_Source extract_

◆ ◆ ◆ ◆

Before investigating the gas sensing properties, we measured the I–V characteristics of a pristine IGZO film to examine the contact property between the interdigitated electrodes of IZO and the sensing layer of IGZO. As shown in Fig. 3(d), the linear I–V characteristic was observed within the operating voltage from −10 V to 10 V, demonstrating the ohmic contact between the electrodes and the sensing layer. Also, we investigated the gas response of the pristine IGZO under the exposure of 100 ppm of isobutylene gas for 3 min. Fig. 3(e) (left y-axis) indicates that the pristine IGZO cannot detect the isobutylene gas, which can be attributed to the insufficient redox interaction of adsorbed oxygen species with gas molecules at the operating temperature of 160 °C.¹⁹ Hence, we employed platinum for rendering the VOC detection of the IGZO sensor highly sensitive and reliable.

Noble metals are generally used as catalysts for facilitating redox reaction, particularly, in gas sensors.^20–22 Although many studies report complex chemical compositions with noble metals and sensing materials in synthesis steps, we simply use an ion coater to deposit the catalytic noble metal onto the IGZO surface because the redox reaction between the gas molecules and the sensing layer predominantly occurs at the MO surface.^13,20–22 As a result, the Pt-decorated IGZO sensor shows excellent responses to the VOC, as discussed below.

Moreover, in order to ensure that the charge transport occur primarily through the MO layer during the operation of the sensor, we measured the current response as a function of time for the Pt layer only, which was formed with the same deposition condition of the Pt/IGZO sensor. As shown in Fig. 3(e) (right y-axis), the current level of the Pt layer was observed to be as low as ambient or equipment noise level, showing no response to the VOC.

Accordingly, since the nano-grains of Pt on the MO sensing layer act as a catalyst and rarely provide a direct charge transport, solely the surface-to-volume ratio of the Pt/IGZO is enhanced without hindering the charge transport by the grain boundaries.

The sensing mechanism of the MO sensor has been enormously reported and well established.^13,23 The sensitivity of MO sensors is traditionally defined by the change in electrical conductivity that can be ascribed to the reaction between the gas molecules and the surface-adsorbed oxygen species, while, fundamentally, the adsorption and desorption of oxygen species depend on the reaction temperature.¹³ Oxygen species in air are first physically and then chemically adsorbed onto the MO surface, leading to a wider space-charge region at the surface due to electron withdrawal by the adsorbed-oxygen species. As a result, the resistance of the MO sensing layer is increased due to the decrease in the carrier concentration within the charge transport path. When a reducing gas reaches the surface, the redox reaction takes place between the surface-adsorbed oxygen species and the reducing gas molecules, releasing electrons into the MO layer. Consequently, this reduces the space-charge region and the resistance of the MO layer.

◆ ◆ ◆ ◆

_Given instruction A_
Rewrite the records from their first line up to and including the line with "dotted-char: 殆 [488,614,502,634]", replacing "question-number" with "item-number" and leaving everything else unchanged.
The text and the records are independent of one another.

◆ ◆ ◆ ◆

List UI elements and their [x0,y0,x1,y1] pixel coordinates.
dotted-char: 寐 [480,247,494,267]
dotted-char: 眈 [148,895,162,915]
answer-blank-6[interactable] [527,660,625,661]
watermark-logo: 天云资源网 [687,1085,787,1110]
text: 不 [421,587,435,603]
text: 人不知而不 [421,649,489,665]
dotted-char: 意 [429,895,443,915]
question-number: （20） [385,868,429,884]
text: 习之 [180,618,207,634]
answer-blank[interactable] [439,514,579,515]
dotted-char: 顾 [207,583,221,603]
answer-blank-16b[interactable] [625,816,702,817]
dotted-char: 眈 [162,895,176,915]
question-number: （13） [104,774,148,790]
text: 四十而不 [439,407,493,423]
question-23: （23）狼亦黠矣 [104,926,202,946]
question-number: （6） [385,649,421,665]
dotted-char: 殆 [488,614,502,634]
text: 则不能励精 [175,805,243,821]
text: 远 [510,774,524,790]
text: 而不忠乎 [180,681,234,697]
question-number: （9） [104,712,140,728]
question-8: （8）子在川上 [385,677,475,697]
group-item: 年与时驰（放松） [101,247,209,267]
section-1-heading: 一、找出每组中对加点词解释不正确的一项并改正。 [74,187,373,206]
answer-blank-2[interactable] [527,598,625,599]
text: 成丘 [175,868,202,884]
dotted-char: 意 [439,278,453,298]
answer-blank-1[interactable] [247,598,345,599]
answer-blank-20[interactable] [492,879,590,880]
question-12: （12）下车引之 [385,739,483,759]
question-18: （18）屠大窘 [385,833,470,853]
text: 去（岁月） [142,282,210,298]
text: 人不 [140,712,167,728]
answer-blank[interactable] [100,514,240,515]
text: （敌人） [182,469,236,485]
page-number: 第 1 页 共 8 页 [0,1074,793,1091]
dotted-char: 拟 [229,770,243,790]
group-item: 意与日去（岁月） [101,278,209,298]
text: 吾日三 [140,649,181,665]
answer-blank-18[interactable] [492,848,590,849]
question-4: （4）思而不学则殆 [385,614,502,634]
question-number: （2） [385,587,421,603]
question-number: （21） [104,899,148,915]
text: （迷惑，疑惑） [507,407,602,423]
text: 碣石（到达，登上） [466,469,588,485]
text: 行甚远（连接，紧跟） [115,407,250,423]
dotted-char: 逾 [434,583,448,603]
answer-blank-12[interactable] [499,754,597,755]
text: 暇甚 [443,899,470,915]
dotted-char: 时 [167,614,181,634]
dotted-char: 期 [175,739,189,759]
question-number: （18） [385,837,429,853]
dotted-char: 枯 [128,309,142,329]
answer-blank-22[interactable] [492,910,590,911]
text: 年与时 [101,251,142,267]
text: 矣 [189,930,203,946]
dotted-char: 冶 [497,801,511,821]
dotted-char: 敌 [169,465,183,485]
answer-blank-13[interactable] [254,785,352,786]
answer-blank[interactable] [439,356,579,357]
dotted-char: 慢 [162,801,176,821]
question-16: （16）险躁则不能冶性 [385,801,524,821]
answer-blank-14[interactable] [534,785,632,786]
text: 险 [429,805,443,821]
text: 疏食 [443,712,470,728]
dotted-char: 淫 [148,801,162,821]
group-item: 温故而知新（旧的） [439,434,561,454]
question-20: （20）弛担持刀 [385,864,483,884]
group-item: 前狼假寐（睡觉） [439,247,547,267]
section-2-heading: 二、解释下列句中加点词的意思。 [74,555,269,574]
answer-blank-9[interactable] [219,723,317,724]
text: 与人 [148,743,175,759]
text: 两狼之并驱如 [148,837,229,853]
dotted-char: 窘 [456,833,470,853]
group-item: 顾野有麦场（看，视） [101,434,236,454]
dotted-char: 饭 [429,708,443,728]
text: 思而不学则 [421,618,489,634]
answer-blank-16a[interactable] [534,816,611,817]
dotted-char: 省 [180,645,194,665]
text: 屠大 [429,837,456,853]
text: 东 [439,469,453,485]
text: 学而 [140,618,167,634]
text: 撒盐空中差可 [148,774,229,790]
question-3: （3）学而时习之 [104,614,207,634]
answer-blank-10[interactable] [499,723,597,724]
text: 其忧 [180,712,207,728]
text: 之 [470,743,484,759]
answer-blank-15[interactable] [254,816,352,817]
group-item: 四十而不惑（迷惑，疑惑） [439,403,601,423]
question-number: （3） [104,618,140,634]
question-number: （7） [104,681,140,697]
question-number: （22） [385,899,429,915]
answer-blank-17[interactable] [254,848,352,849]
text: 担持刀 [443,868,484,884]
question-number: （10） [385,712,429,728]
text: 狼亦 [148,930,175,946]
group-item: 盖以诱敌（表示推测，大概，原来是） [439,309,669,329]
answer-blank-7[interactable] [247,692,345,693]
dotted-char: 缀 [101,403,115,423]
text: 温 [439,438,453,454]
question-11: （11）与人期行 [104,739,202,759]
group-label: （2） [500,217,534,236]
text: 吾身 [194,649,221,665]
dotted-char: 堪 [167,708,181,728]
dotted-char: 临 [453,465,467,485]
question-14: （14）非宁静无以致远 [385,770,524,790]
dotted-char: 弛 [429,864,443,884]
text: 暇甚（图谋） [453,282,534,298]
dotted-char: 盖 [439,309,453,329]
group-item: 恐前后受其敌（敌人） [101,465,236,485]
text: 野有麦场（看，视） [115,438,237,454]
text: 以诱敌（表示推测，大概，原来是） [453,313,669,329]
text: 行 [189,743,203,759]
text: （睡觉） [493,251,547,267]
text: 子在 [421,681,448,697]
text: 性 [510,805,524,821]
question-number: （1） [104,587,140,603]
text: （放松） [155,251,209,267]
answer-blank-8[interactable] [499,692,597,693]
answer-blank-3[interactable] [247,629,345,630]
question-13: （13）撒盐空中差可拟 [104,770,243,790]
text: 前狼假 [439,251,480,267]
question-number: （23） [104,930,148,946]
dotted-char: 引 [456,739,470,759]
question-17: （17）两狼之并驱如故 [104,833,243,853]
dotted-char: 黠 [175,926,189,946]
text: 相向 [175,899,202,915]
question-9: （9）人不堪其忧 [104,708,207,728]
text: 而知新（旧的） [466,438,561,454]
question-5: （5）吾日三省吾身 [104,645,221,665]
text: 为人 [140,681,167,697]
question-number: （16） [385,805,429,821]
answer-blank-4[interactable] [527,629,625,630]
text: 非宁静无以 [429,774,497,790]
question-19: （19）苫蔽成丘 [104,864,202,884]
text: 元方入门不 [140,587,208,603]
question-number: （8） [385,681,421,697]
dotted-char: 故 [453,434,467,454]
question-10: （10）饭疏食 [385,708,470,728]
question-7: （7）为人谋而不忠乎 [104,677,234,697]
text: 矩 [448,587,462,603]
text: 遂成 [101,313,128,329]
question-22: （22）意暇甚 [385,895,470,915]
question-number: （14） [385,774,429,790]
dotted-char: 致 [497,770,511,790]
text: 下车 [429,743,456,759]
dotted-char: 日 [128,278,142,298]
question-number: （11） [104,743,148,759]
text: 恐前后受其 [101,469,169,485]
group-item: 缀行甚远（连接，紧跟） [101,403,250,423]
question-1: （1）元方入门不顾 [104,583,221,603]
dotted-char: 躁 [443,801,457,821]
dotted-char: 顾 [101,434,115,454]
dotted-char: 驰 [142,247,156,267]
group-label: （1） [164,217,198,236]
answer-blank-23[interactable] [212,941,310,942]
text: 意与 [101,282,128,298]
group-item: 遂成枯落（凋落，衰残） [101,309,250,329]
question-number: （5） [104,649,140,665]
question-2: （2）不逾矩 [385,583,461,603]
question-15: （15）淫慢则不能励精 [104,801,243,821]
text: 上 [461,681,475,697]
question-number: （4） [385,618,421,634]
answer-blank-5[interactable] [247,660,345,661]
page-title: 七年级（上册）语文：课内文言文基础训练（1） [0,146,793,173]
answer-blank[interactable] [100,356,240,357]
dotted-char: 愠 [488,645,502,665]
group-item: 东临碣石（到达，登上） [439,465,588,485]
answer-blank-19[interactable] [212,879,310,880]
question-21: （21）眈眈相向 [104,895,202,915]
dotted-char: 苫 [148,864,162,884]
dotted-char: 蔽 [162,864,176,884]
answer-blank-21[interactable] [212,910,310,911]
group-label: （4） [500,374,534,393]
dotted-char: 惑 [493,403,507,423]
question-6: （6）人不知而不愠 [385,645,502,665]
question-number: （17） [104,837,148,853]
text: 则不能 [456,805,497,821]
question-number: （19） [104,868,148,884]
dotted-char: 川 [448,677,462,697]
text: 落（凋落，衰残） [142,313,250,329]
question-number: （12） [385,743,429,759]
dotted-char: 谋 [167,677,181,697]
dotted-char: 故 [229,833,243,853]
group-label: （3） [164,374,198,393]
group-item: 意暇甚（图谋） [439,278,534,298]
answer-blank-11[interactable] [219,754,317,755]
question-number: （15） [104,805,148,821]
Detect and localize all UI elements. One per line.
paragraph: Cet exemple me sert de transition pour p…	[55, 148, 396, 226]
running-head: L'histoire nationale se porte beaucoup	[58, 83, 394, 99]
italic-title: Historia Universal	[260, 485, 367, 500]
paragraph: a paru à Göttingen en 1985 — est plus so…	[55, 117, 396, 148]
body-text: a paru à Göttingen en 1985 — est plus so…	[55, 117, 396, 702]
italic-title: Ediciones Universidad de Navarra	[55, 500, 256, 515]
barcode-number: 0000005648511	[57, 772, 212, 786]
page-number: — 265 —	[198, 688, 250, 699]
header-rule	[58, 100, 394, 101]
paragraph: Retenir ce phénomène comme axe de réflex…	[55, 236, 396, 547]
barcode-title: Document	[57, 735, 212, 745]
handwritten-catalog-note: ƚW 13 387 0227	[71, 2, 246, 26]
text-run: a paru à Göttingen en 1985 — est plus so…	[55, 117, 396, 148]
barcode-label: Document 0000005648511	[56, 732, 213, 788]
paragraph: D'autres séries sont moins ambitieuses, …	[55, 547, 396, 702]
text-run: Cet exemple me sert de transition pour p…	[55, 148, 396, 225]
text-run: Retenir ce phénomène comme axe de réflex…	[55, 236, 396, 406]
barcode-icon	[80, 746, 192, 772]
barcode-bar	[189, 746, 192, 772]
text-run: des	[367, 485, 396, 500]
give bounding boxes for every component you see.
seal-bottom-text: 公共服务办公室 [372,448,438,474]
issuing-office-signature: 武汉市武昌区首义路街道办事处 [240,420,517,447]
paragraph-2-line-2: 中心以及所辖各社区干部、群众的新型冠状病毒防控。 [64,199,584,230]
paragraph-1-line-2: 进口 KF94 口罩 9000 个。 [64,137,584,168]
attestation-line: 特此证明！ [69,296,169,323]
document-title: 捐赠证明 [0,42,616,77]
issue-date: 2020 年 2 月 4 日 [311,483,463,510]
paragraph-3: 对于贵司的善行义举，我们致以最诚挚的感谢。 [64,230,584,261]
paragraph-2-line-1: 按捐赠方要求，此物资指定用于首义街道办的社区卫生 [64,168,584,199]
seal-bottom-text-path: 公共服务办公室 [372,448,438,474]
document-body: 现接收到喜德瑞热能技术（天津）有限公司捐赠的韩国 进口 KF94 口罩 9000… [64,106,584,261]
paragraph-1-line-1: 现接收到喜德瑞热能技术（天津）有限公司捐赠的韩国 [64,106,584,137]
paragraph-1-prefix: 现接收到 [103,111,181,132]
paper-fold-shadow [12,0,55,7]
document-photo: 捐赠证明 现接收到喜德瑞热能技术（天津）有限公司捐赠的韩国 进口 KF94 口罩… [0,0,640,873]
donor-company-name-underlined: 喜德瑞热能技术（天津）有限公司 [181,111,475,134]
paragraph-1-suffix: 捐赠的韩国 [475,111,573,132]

◆ ◆ ◆ ◆

_Given instruction B_
Extend the passage on the Pt-decorated IGZO gas sensor, continuing from its last sentence.

_Result A_
List UI elements and their [x0,y0,x1,y1] pixel coordinates.
dotted-char: 寐 [480,247,494,267]
dotted-char: 眈 [148,895,162,915]
answer-blank-6[interactable] [527,660,625,661]
watermark-logo: 天云资源网 [687,1085,787,1110]
text: 不 [421,587,435,603]
text: 人不知而不 [421,649,489,665]
dotted-char: 意 [429,895,443,915]
item-number: （20） [385,868,429,884]
text: 习之 [180,618,207,634]
answer-blank[interactable] [439,514,579,515]
dotted-char: 顾 [207,583,221,603]
answer-blank-16b[interactable] [625,816,702,817]
dotted-char: 眈 [162,895,176,915]
item-number: （13） [104,774,148,790]
text: 四十而不 [439,407,493,423]
question-23: （23）狼亦黠矣 [104,926,202,946]
item-number: （6） [385,649,421,665]
dotted-char: 殆 [488,614,502,634]

_Result B_
The types of surface-adsorbed oxygen species varies with temperature, viz., O₂⁻, O²⁻, and O⁻. In general, the atomic oxygen species (O⁻) begins to dominate above 150 °C by acquiring electrons from the MO layer, as described below.^13,19,24

O₂ (ads.) + e⁻ = O₂⁻ (1)

O₂⁻ + e⁻ = 2O⁻ (2)

In this study, the adsorption and desorption of oxygen species take place at 160 °C, and the atomic form (O⁻) is more reactive to the MO surface than the others (O₂⁻ and O²⁻). Therefore, the atomic form of oxygen (O⁻) dominates at the surface, reacting with the gas molecules in the periphery of the sensing surface. Fig. 4(a) depicts the sensing mechanism of the Pt/IGZO sensor for isobutylene gas. Since the sensing chamber was kept open, the oxygen species are readily adsorbed and bonded to the IGZO surface. While the sensor is on, the atomic oxygen species dissociate and form O⁻, and the rest of the oxygen species desorb from the surface. The catalytic noble metal enables the atomic oxygens to reside near the catalyst particle, which facilitates the dissociation of oxygen species and the redox reaction at the MO surface.²³ In addition, an effective surface state (E^eff_SS) was formed by surface-adsorbed O⁻, in which electrons are trapped creating a wide space-charge layer.²⁵ When the isobutylene gas is introduced to the Pt/IGZO surface, the redox reaction occurs between the VOC molecules and the MO surface, releasing electrons to the conduction path as described below.²⁶

(CH₃)₂=CH₂ + 12O⁻ (ads.) ↔ 4H₂O + 4CO₂ + 12e⁻ (3)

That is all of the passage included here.